All of the data must be printed exactly; please include every line.

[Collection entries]

=====

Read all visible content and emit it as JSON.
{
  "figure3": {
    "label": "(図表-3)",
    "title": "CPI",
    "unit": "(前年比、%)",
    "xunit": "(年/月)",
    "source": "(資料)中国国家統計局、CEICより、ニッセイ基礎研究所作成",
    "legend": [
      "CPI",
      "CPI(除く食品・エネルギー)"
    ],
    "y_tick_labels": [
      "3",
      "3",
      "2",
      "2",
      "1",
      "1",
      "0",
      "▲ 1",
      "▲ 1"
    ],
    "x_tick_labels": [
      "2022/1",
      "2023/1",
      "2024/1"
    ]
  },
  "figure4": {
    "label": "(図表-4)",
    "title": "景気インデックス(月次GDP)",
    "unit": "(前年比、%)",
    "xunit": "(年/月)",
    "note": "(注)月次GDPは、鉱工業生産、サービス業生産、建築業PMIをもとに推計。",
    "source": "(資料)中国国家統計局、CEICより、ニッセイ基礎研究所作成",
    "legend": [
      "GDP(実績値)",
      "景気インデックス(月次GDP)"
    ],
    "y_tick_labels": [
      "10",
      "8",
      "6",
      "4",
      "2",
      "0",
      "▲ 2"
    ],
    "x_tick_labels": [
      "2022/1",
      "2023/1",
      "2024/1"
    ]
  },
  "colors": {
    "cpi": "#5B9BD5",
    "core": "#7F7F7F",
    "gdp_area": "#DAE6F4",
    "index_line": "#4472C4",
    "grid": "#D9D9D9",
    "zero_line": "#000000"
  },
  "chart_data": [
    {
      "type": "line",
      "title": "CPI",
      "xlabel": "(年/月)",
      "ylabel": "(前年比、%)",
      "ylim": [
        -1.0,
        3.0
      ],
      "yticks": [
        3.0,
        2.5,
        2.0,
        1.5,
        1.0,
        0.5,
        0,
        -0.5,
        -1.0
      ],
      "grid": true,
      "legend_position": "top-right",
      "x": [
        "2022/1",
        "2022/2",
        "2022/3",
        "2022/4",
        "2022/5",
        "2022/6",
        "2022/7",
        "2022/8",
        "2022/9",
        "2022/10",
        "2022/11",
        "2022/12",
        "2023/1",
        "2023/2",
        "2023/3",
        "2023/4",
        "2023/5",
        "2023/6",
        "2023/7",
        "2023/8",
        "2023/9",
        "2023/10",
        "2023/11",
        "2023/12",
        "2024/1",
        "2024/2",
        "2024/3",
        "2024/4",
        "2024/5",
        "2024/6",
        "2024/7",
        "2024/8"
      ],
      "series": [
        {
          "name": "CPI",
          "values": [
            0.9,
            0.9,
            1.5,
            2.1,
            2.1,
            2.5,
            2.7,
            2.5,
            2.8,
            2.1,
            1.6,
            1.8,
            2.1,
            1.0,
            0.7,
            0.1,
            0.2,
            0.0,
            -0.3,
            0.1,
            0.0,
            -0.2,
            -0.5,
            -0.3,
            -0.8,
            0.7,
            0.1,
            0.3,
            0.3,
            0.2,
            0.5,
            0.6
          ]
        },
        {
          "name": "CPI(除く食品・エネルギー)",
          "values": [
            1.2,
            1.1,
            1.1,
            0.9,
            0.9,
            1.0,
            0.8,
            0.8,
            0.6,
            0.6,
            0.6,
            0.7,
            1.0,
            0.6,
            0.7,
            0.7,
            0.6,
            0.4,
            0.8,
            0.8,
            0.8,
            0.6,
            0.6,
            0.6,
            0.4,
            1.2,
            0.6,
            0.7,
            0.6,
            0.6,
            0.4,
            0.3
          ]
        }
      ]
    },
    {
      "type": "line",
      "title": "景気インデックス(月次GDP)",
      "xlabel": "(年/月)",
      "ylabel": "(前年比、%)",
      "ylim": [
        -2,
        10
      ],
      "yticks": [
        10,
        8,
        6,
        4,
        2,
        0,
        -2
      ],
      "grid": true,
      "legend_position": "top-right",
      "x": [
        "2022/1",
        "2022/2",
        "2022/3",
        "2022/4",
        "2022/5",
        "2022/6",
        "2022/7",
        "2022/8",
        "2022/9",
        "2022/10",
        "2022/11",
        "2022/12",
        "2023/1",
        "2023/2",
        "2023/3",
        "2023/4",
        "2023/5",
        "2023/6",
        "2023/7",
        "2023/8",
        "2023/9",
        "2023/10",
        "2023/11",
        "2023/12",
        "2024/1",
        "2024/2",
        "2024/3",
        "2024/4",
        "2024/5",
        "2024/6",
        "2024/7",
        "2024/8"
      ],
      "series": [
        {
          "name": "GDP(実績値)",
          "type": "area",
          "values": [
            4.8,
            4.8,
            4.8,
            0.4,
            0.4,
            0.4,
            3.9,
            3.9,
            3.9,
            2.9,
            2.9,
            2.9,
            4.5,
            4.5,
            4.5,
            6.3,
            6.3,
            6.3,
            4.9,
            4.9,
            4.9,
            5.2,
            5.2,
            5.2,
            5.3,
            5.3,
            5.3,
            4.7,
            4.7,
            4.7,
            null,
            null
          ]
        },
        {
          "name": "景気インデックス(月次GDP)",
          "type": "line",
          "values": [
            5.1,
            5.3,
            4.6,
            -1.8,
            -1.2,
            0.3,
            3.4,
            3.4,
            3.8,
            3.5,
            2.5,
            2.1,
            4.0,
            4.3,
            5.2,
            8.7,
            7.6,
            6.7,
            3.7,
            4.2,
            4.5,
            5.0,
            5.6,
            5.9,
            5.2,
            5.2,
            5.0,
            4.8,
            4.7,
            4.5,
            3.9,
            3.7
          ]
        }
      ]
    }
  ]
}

=====

** Answer to this task **
Read all visible content and emit it as JSON.
{
  "figure3": {
    "label": "(図表-3)",
    "title": "CPI",
    "unit": "(前年比、%)",
    "xunit": "(年/月)",
    "source": "(資料)中国国家統計局、CEICより、ニッセイ基礎研究所作成",
    "legend": [
      "CPI",
      "CPI(除く食品・エネルギー)"
    ],
    "y_tick_labels": [
      "3",
      "3",
      "2",
      "2",
      "1",
      "1",
      "0",
      "▲ 1",
      "▲ 1"
    ],
    "x_tick_labels": [
      "2022/1",
      "2023/1",
      "2024/1"
    ]
  },
  "figure4": {
    "label": "(図表-4)",
    "title": "景気インデックス(月次GDP)",
    "unit": "(前年比、%)",
    "xunit": "(年/月)",
    "note": "(注)月次GDPは、鉱工業生産、サービス業生産、建築業PMIをもとに推計。",
    "source": "(資料)中国国家統計局、CEICより、ニッセイ基礎研究所作成",
    "legend": [
      "GDP(実績値)",
      "景気インデックス(月次GDP)"
    ],
    "y_tick_labels": [
      "10",
      "8",
      "6",
      "4",
      "2",
      "0",
      "▲ 2"
    ],
    "x_tick_labels": [
      "2022/1",
      "2023/1",
      "2024/1"
    ]
  },
  "colors": {
    "cpi": "#5B9BD5",
    "core": "#7F7F7F",
    "gdp_area": "#DAE6F4",
    "index_line": "#4472C4",
    "grid": "#D9D9D9",
    "zero_line": "#000000"
  },
  "chart_data": [
    {
      "type": "line",
      "title": "CPI",
      "xlabel": "(年/月)",
      "ylabel": "(前年比、%)",
      "ylim": [
        -1.0,
        3.0
      ],
      "yticks": [
        3.0,
        2.5,
        2.0,
        1.5,
        1.0,
        0.5,
        0,
        -0.5,
        -1.0
      ],
      "grid": true,
      "legend_position": "top-right",
      "x": [
        "2022/1",
        "2022/2",
        "2022/3",
        "2022/4",
        "2022/5",
        "2022/6",
        "2022/7",
        "2022/8",
        "2022/9",
        "2022/10",
        "2022/11",
        "2022/12",
        "2023/1",
        "2023/2",
        "2023/3",
        "2023/4",
        "2023/5",
        "2023/6",
        "2023/7",
        "2023/8",
        "2023/9",
        "2023/10",
        "2023/11",
        "2023/12",
        "2024/1",
        "2024/2",
        "2024/3",
        "2024/4",
        "2024/5",
        "2024/6",
        "2024/7",
        "2024/8"
      ],
      "series": [
        {
          "name": "CPI",
          "values": [
            0.9,
            0.9,
            1.5,
            2.1,
            2.1,
            2.5,
            2.7,
            2.5,
            2.8,
            2.1,
            1.6,
            1.8,
            2.1,
            1.0,
            0.7,
            0.1,
            0.2,
            0.0,
            -0.3,
            0.1,
            0.0,
            -0.2,
            -0.5,
            -0.3,
            -0.8,
            0.7,
            0.1,
            0.3,
            0.3,
            0.2,
            0.5,
            0.6
          ]
        },
        {
          "name": "CPI(除く食品・エネルギー)",
          "values": [
            1.2,
            1.1,
            1.1,
            0.9,
            0.9,
            1.0,
            0.8,
            0.8,
            0.6,
            0.6,
            0.6,
            0.7,
            1.0,
            0.6,
            0.7,
            0.7,
            0.6,
            0.4,
            0.8,
            0.8,
            0.8,
            0.6,
            0.6,
            0.6,
            0.4,
            1.2,
            0.6,
            0.7,
            0.6,
            0.6,
            0.4,
            0.3
          ]
        }
      ]
    },
    {
      "type": "line",
      "title": "景気インデックス(月次GDP)",
      "xlabel": "(年/月)",
      "ylabel": "(前年比、%)",
      "ylim": [
        -2,
        10
      ],
      "yticks": [
        10,
        8,
        6,
        4,
        2,
        0,
        -2
      ],
      "grid": true,
      "legend_position": "top-right",
      "x": [
        "2022/1",
        "2022/2",
        "2022/3",
        "2022/4",
        "2022/5",
        "2022/6",
        "2022/7",
        "2022/8",
        "2022/9",
        "2022/10",
        "2022/11",
        "2022/12",
        "2023/1",
        "2023/2",
        "2023/3",
        "2023/4",
        "2023/5",
        "2023/6",
        "2023/7",
        "2023/8",
        "2023/9",
        "2023/10",
        "2023/11",
        "2023/12",
        "2024/1",
        "2024/2",
        "2024/3",
        "2024/4",
        "2024/5",
        "2024/6",
        "2024/7",
        "2024/8"
      ],
      "series": [
        {
          "name": "GDP(実績値)",
          "type": "area",
          "values": [
            4.8,
            4.8,
            4.8,
            0.4,
            0.4,
            0.4,
            3.9,
            3.9,
            3.9,
            2.9,
            2.9,
            2.9,
            4.5,
            4.5,
            4.5,
            6.3,
            6.3,
            6.3,
            4.9,
            4.9,
            4.9,
            5.2,
            5.2,
            5.2,
            5.3,
            5.3,
            5.3,
            4.7,
            4.7,
            4.7,
            null,
            null
          ]
        },
        {
          "name": "景気インデックス(月次GDP)",
          "type": "line",
          "values": [
            5.1,
            5.3,
            4.6,
            -1.8,
            -1.2,
            0.3,
            3.4,
            3.4,
            3.8,
            3.5,
            2.5,
            2.1,
            4.0,
            4.3,
            5.2,
            8.7,
            7.6,
            6.7,
            3.7,
            4.2,
            4.5,
            5.0,
            5.6,
            5.9,
            5.2,
            5.2,
            5.0,
            4.8,
            4.7,
            4.5,
            3.9,
            3.7
          ]
        }
      ]
    }
  ]
}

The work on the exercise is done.